WHAT NEEDS TO BE DONE =>
Note each line that includes the word "zijn". Copy those lines.

[Dataset entries]
_ _ _ _

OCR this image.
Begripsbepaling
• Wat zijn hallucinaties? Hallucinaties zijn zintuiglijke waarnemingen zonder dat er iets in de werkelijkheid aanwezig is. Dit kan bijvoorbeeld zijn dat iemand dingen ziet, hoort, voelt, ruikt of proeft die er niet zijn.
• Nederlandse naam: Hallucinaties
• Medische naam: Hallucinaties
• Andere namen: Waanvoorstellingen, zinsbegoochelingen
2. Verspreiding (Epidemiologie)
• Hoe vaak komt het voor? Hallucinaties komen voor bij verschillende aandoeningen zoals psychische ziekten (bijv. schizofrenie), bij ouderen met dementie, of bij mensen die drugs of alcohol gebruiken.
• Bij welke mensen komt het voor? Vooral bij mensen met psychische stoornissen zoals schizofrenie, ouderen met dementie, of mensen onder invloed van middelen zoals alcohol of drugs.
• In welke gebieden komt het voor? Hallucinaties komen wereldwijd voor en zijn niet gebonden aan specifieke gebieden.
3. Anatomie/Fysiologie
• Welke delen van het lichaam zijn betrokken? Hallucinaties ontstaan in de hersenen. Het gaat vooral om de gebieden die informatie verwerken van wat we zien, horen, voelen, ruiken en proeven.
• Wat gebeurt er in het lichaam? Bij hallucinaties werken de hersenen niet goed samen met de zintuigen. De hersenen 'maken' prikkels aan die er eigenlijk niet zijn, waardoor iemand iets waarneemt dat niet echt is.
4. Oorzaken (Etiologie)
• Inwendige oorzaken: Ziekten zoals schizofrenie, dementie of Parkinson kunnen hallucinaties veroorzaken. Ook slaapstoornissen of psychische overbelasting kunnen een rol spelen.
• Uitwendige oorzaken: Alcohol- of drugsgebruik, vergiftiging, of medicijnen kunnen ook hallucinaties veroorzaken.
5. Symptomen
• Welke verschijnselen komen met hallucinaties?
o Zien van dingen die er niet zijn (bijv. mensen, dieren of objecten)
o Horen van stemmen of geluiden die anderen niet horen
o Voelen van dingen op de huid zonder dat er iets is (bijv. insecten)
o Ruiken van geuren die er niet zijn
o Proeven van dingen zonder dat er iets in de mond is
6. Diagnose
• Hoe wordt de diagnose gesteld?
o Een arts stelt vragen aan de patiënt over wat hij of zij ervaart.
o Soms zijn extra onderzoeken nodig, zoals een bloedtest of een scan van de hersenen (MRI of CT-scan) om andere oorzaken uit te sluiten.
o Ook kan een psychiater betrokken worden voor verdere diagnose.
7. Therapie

_ _ _ _

ANSWER TO THE TASK =>
• Wat zijn hallucinaties? Hallucinaties zijn zintuiglijke waarnemingen zonder dat er iets in de werkelijkheid aanwezig is. Dit kan bijvoorbeeld zijn dat iemand dingen ziet, hoort, voelt, ruikt of proeft die er niet zijn.
• In welke gebieden komt het voor? Hallucinaties komen wereldwijd voor en zijn niet gebonden aan specifieke gebieden.
• Welke delen van het lichaam zijn betrokken? Hallucinaties ontstaan in de hersenen. Het gaat vooral om de gebieden die informatie verwerken van wat we zien, horen, voelen, ruiken en proeven.
• Wat gebeurt er in het lichaam? Bij hallucinaties werken de hersenen niet goed samen met de zintuigen. De hersenen 'maken' prikkels aan die er eigenlijk niet zijn, waardoor iemand iets waarneemt dat niet echt is.
o Zien van dingen die er niet zijn (bijv. mensen, dieren of objecten)
o Ruiken van geuren die er niet zijn
o Soms zijn extra onderzoeken nodig, zoals een bloedtest of een scan van de hersenen (MRI of CT-scan) om andere oorzaken uit te sluiten.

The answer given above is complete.